== ENTRIES SUPPLIED ==
%%

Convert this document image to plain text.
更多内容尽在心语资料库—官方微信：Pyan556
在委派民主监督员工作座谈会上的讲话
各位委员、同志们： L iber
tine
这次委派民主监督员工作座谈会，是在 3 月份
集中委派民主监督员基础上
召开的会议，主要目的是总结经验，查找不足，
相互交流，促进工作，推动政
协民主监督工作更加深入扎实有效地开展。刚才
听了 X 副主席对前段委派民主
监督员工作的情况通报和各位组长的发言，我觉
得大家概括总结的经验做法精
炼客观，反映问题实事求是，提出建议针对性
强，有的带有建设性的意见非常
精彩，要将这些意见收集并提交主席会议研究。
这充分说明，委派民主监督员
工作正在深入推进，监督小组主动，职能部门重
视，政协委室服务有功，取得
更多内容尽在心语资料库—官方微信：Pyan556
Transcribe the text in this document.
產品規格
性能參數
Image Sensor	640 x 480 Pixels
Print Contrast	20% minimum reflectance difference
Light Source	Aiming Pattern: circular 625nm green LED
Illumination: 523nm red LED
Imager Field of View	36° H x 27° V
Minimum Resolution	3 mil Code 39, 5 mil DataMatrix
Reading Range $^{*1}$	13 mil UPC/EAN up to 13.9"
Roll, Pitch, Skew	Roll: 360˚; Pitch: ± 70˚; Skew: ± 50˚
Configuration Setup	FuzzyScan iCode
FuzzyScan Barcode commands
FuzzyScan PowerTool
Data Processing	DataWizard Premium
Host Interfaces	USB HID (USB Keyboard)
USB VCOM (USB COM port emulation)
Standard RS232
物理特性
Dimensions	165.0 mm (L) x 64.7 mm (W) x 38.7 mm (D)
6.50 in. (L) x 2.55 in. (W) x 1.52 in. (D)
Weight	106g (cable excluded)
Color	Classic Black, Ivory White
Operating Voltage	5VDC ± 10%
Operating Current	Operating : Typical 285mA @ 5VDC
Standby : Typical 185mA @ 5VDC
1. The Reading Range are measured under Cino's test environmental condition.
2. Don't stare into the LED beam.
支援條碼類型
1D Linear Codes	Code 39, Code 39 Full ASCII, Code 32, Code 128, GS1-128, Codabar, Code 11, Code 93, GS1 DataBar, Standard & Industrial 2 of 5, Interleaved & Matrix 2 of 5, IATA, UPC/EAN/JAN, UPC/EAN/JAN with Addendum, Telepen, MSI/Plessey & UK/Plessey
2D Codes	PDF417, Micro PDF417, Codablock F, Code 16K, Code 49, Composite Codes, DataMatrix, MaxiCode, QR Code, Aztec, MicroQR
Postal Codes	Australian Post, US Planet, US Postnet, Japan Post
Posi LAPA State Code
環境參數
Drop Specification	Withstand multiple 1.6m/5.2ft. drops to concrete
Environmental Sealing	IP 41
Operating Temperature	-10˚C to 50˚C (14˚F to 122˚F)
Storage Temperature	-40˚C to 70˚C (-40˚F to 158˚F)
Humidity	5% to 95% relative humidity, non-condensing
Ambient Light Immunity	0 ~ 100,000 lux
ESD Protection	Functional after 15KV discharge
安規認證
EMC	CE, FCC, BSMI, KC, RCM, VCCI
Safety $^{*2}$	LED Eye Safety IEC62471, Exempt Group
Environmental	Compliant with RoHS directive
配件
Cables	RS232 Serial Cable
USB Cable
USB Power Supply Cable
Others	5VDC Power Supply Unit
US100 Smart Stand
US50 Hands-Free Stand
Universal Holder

%%

== SET EXERCISE ==
Your task is to print all of the records exactly.

== WRITTEN ANSWER ==
Convert this document image to plain text.
更多内容尽在心语资料库—官方微信：Pyan556
在委派民主监督员工作座谈会上的讲话
各位委员、同志们： L iber
tine
这次委派民主监督员工作座谈会，是在 3 月份
集中委派民主监督员基础上
召开的会议，主要目的是总结经验，查找不足，
相互交流，促进工作，推动政
协民主监督工作更加深入扎实有效地开展。刚才
听了 X 副主席对前段委派民主
监督员工作的情况通报和各位组长的发言，我觉
得大家概括总结的经验做法精
炼客观，反映问题实事求是，提出建议针对性
强，有的带有建设性的意见非常
精彩，要将这些意见收集并提交主席会议研究。
这充分说明，委派民主监督员
工作正在深入推进，监督小组主动，职能部门重
视，政协委室服务有功，取得
更多内容尽在心语资料库—官方微信：Pyan556
Transcribe the text in this document.
產品規格
性能參數
Image Sensor	640 x 480 Pixels
Print Contrast	20% minimum reflectance difference
Light Source	Aiming Pattern: circular 625nm green LED
Illumination: 523nm red LED
Imager Field of View	36° H x 27° V
Minimum Resolution	3 mil Code 39, 5 mil DataMatrix
Reading Range $^{*1}$	13 mil UPC/EAN up to 13.9"
Roll, Pitch, Skew	Roll: 360˚; Pitch: ± 70˚; Skew: ± 50˚
Configuration Setup	FuzzyScan iCode
FuzzyScan Barcode commands
FuzzyScan PowerTool
Data Processing	DataWizard Premium
Host Interfaces	USB HID (USB Keyboard)
USB VCOM (USB COM port emulation)
Standard RS232
物理特性
Dimensions	165.0 mm (L) x 64.7 mm (W) x 38.7 mm (D)
6.50 in. (L) x 2.55 in. (W) x 1.52 in. (D)
Weight	106g (cable excluded)
Color	Classic Black, Ivory White
Operating Voltage	5VDC ± 10%
Operating Current	Operating : Typical 285mA @ 5VDC
Standby : Typical 185mA @ 5VDC
1. The Reading Range are measured under Cino's test environmental condition.
2. Don't stare into the LED beam.
支援條碼類型
1D Linear Codes	Code 39, Code 39 Full ASCII, Code 32, Code 128, GS1-128, Codabar, Code 11, Code 93, GS1 DataBar, Standard & Industrial 2 of 5, Interleaved & Matrix 2 of 5, IATA, UPC/EAN/JAN, UPC/EAN/JAN with Addendum, Telepen, MSI/Plessey & UK/Plessey
2D Codes	PDF417, Micro PDF417, Codablock F, Code 16K, Code 49, Composite Codes, DataMatrix, MaxiCode, QR Code, Aztec, MicroQR
Postal Codes	Australian Post, US Planet, US Postnet, Japan Post
Posi LAPA State Code
環境參數
Drop Specification	Withstand multiple 1.6m/5.2ft. drops to concrete
Environmental Sealing	IP 41
Operating Temperature	-10˚C to 50˚C (14˚F to 122˚F)
Storage Temperature	-40˚C to 70˚C (-40˚F to 158˚F)
Humidity	5% to 95% relative humidity, non-condensing
Ambient Light Immunity	0 ~ 100,000 lux
ESD Protection	Functional after 15KV discharge
安規認證
EMC	CE, FCC, BSMI, KC, RCM, VCCI
Safety $^{*2}$	LED Eye Safety IEC62471, Exempt Group
Environmental	Compliant with RoHS directive
配件
Cables	RS232 Serial Cable
USB Cable
USB Power Supply Cable
Others	5VDC Power Supply Unit
US100 Smart Stand
US50 Hands-Free Stand
Universal Holder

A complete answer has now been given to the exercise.